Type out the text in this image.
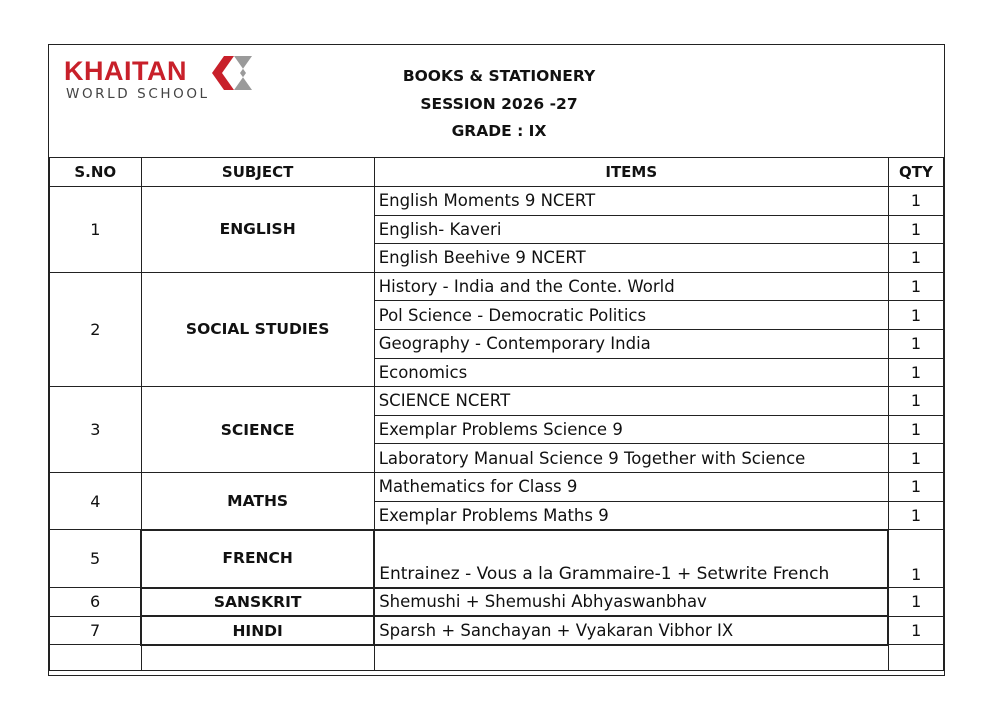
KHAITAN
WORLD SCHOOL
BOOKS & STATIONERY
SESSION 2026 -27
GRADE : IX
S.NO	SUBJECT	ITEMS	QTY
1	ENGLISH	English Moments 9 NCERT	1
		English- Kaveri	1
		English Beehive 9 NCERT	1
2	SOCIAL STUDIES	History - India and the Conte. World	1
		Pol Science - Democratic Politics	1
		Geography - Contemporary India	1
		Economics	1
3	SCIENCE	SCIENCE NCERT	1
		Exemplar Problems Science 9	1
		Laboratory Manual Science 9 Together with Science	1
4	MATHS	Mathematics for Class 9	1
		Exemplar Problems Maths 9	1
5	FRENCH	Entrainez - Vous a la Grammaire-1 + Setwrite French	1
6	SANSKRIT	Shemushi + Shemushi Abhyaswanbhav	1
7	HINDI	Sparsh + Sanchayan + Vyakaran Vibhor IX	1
---
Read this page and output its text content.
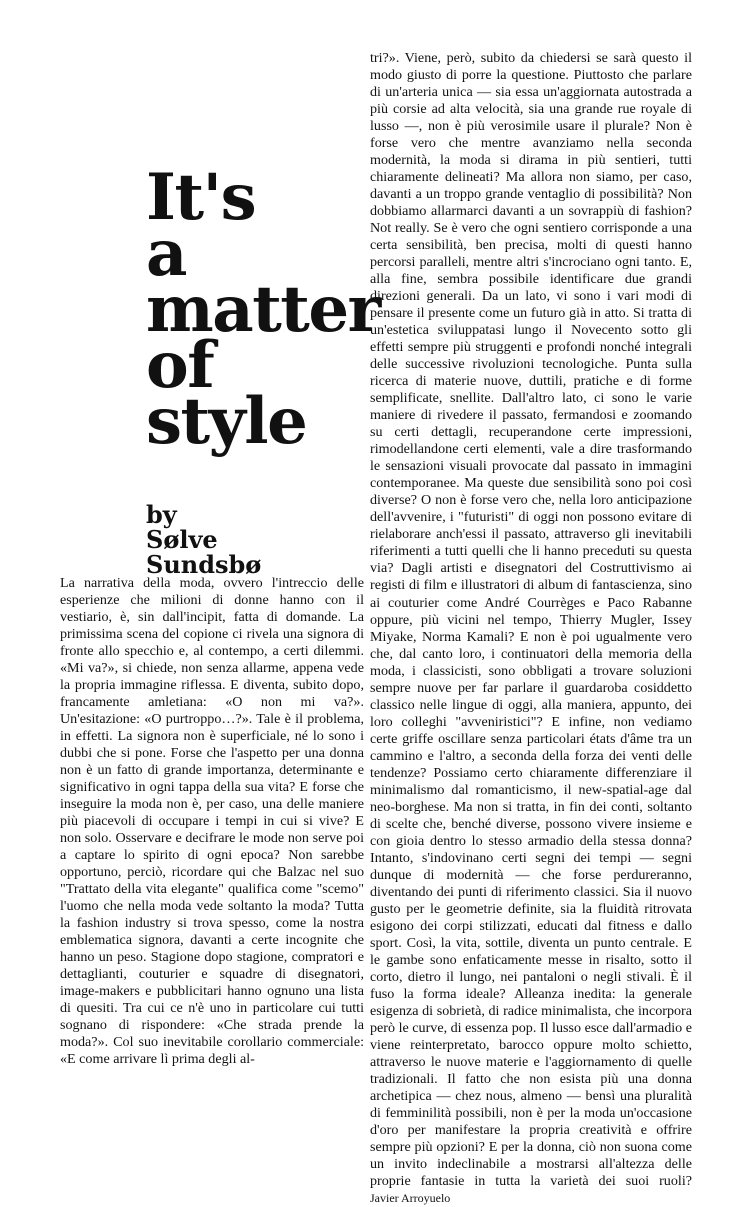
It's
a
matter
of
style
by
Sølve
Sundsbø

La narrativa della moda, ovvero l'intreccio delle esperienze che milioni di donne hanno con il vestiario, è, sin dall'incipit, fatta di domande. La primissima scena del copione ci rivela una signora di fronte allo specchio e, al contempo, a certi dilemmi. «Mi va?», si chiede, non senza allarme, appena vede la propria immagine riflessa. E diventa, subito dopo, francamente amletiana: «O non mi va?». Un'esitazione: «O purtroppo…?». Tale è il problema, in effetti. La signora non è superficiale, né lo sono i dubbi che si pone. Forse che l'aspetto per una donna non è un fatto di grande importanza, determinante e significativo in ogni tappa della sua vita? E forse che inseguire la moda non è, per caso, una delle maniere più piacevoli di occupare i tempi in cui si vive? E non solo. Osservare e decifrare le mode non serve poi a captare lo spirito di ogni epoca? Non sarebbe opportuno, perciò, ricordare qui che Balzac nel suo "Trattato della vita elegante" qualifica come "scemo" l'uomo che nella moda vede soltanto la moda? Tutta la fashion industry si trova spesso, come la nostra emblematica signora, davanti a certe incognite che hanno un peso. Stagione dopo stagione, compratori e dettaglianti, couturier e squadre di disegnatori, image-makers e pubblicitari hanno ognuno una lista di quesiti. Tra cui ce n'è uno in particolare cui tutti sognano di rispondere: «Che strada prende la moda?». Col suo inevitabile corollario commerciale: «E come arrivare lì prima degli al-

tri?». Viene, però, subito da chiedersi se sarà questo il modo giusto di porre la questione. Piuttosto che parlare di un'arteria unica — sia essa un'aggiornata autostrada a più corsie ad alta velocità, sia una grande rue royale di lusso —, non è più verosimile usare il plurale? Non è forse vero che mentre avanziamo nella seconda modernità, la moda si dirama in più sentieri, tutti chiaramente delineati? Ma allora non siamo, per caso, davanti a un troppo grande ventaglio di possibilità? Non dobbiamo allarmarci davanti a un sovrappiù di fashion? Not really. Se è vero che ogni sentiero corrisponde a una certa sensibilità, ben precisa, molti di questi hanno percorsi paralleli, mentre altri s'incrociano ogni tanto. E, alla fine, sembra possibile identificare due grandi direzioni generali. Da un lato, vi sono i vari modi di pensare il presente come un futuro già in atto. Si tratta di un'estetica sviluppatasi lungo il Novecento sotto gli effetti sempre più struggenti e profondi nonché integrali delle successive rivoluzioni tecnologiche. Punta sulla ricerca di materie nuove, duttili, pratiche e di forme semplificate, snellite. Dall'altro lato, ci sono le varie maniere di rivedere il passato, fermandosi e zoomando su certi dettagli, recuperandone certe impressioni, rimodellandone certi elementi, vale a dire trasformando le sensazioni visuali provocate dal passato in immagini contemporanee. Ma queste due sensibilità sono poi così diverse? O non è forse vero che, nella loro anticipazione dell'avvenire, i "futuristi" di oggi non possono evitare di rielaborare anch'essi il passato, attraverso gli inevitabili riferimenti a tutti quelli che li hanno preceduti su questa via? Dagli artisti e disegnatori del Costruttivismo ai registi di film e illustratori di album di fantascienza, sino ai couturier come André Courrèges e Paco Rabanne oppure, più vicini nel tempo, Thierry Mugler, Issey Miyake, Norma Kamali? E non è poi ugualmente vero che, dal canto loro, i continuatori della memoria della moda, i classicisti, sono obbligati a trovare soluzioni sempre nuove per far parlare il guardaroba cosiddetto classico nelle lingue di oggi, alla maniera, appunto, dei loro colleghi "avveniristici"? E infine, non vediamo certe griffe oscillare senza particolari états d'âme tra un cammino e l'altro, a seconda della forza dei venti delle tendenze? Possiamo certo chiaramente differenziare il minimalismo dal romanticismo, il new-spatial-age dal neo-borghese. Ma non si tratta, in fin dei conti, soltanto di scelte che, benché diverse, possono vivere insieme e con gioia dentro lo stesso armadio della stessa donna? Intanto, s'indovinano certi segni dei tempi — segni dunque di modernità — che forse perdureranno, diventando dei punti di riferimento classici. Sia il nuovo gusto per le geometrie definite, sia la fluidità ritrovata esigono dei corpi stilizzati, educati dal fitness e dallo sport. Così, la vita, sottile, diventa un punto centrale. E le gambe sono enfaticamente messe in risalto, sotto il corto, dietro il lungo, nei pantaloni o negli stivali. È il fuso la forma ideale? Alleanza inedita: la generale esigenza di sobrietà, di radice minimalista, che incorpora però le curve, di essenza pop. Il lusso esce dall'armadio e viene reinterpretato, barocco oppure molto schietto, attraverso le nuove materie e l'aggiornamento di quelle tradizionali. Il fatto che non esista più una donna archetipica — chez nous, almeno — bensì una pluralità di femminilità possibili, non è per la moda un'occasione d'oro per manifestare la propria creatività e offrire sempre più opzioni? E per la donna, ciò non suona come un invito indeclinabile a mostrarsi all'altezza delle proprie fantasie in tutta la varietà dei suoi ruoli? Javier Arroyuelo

= WRITTEN EXERCISE =
Identify every line where the string "this" appears.

= EXERCISE OUTPUT =
Type out the text in this image.
Read this page and output its text content.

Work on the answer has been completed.